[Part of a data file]
_ _ _

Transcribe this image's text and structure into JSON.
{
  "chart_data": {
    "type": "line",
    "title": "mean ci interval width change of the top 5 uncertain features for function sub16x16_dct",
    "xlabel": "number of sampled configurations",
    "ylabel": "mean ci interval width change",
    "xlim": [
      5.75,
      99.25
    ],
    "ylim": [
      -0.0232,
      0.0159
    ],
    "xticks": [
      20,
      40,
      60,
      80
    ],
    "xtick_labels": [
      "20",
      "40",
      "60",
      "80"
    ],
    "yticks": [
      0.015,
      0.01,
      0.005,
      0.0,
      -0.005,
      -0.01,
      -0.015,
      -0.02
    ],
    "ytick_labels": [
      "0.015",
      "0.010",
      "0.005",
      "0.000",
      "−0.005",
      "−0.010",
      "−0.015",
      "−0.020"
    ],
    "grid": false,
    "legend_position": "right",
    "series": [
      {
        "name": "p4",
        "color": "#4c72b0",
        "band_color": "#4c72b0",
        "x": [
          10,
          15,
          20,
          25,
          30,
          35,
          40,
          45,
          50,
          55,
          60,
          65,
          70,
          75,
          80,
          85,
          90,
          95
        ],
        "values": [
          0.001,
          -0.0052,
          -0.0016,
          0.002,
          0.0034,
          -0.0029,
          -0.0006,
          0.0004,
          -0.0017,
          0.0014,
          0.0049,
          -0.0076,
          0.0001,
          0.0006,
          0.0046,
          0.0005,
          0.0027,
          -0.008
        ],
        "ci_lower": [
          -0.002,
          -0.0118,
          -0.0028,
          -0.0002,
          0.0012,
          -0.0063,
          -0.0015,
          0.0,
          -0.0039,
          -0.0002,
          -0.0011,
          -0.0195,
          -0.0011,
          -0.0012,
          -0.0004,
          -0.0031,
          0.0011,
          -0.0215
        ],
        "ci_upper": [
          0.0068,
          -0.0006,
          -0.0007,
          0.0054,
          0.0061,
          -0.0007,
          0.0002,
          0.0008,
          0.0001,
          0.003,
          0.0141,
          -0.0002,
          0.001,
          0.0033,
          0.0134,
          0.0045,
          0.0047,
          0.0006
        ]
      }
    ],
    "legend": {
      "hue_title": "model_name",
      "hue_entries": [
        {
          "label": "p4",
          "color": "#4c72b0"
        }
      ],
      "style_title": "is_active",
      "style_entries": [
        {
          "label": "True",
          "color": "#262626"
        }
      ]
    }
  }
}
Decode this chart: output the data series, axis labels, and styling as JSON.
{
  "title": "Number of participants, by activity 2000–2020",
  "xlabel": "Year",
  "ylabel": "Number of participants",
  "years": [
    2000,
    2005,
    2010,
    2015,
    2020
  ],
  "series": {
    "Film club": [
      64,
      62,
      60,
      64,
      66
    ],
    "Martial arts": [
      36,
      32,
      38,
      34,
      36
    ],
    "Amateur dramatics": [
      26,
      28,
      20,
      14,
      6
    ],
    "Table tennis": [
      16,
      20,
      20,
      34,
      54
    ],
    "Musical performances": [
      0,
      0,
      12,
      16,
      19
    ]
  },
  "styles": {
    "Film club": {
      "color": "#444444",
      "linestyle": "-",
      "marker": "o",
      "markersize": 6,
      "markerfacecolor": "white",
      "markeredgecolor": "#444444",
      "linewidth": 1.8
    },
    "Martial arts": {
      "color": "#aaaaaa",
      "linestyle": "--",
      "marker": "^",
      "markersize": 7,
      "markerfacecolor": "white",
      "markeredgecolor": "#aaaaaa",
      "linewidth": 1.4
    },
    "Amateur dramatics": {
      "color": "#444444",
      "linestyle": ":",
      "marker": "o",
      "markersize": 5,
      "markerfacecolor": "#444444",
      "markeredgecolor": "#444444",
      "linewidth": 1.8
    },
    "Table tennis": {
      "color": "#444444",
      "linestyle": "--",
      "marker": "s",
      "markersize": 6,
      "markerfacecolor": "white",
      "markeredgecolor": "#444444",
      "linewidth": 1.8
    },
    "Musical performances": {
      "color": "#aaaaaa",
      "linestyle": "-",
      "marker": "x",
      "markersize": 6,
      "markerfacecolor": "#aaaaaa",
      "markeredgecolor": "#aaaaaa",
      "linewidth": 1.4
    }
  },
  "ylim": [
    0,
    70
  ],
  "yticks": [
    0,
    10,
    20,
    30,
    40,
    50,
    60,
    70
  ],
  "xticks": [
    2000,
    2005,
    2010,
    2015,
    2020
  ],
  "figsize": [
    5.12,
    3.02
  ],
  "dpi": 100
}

_ _ _

◆ REQUEST ◆
Return every record, word for word.

◆ FINAL ANSWER ◆
Transcribe this image's text and structure into JSON.
{
  "chart_data": {
    "type": "line",
    "title": "mean ci interval width change of the top 5 uncertain features for function sub16x16_dct",
    "xlabel": "number of sampled configurations",
    "ylabel": "mean ci interval width change",
    "xlim": [
      5.75,
      99.25
    ],
    "ylim": [
      -0.0232,
      0.0159
    ],
    "xticks": [
      20,
      40,
      60,
      80
    ],
    "xtick_labels": [
      "20",
      "40",
      "60",
      "80"
    ],
    "yticks": [
      0.015,
      0.01,
      0.005,
      0.0,
      -0.005,
      -0.01,
      -0.015,
      -0.02
    ],
    "ytick_labels": [
      "0.015",
      "0.010",
      "0.005",
      "0.000",
      "−0.005",
      "−0.010",
      "−0.015",
      "−0.020"
    ],
    "grid": false,
    "legend_position": "right",
    "series": [
      {
        "name": "p4",
        "color": "#4c72b0",
        "band_color": "#4c72b0",
        "x": [
          10,
          15,
          20,
          25,
          30,
          35,
          40,
          45,
          50,
          55,
          60,
          65,
          70,
          75,
          80,
          85,
          90,
          95
        ],
        "values": [
          0.001,
          -0.0052,
          -0.0016,
          0.002,
          0.0034,
          -0.0029,
          -0.0006,
          0.0004,
          -0.0017,
          0.0014,
          0.0049,
          -0.0076,
          0.0001,
          0.0006,
          0.0046,
          0.0005,
          0.0027,
          -0.008
        ],
        "ci_lower": [
          -0.002,
          -0.0118,
          -0.0028,
          -0.0002,
          0.0012,
          -0.0063,
          -0.0015,
          0.0,
          -0.0039,
          -0.0002,
          -0.0011,
          -0.0195,
          -0.0011,
          -0.0012,
          -0.0004,
          -0.0031,
          0.0011,
          -0.0215
        ],
        "ci_upper": [
          0.0068,
          -0.0006,
          -0.0007,
          0.0054,
          0.0061,
          -0.0007,
          0.0002,
          0.0008,
          0.0001,
          0.003,
          0.0141,
          -0.0002,
          0.001,
          0.0033,
          0.0134,
          0.0045,
          0.0047,
          0.0006
        ]
      }
    ],
    "legend": {
      "hue_title": "model_name",
      "hue_entries": [
        {
          "label": "p4",
          "color": "#4c72b0"
        }
      ],
      "style_title": "is_active",
      "style_entries": [
        {
          "label": "True",
          "color": "#262626"
        }
      ]
    }
  }
}
Decode this chart: output the data series, axis labels, and styling as JSON.
{
  "title": "Number of participants, by activity 2000–2020",
  "xlabel": "Year",
  "ylabel": "Number of participants",
  "years": [
    2000,
    2005,
    2010,
    2015,
    2020
  ],
  "series": {
    "Film club": [
      64,
      62,
      60,
      64,
      66
    ],
    "Martial arts": [
      36,
      32,
      38,
      34,
      36
    ],
    "Amateur dramatics": [
      26,
      28,
      20,
      14,
      6
    ],
    "Table tennis": [
      16,
      20,
      20,
      34,
      54
    ],
    "Musical performances": [
      0,
      0,
      12,
      16,
      19
    ]
  },
  "styles": {
    "Film club": {
      "color": "#444444",
      "linestyle": "-",
      "marker": "o",
      "markersize": 6,
      "markerfacecolor": "white",
      "markeredgecolor": "#444444",
      "linewidth": 1.8
    },
    "Martial arts": {
      "color": "#aaaaaa",
      "linestyle": "--",
      "marker": "^",
      "markersize": 7,
      "markerfacecolor": "white",
      "markeredgecolor": "#aaaaaa",
      "linewidth": 1.4
    },
    "Amateur dramatics": {
      "color": "#444444",
      "linestyle": ":",
      "marker": "o",
      "markersize": 5,
      "markerfacecolor": "#444444",
      "markeredgecolor": "#444444",
      "linewidth": 1.8
    },
    "Table tennis": {
      "color": "#444444",
      "linestyle": "--",
      "marker": "s",
      "markersize": 6,
      "markerfacecolor": "white",
      "markeredgecolor": "#444444",
      "linewidth": 1.8
    },
    "Musical performances": {
      "color": "#aaaaaa",
      "linestyle": "-",
      "marker": "x",
      "markersize": 6,
      "markerfacecolor": "#aaaaaa",
      "markeredgecolor": "#aaaaaa",
      "linewidth": 1.4
    }
  },
  "ylim": [
    0,
    70
  ],
  "yticks": [
    0,
    10,
    20,
    30,
    40,
    50,
    60,
    70
  ],
  "xticks": [
    2000,
    2005,
    2010,
    2015,
    2020
  ],
  "figsize": [
    5.12,
    3.02
  ],
  "dpi": 100
}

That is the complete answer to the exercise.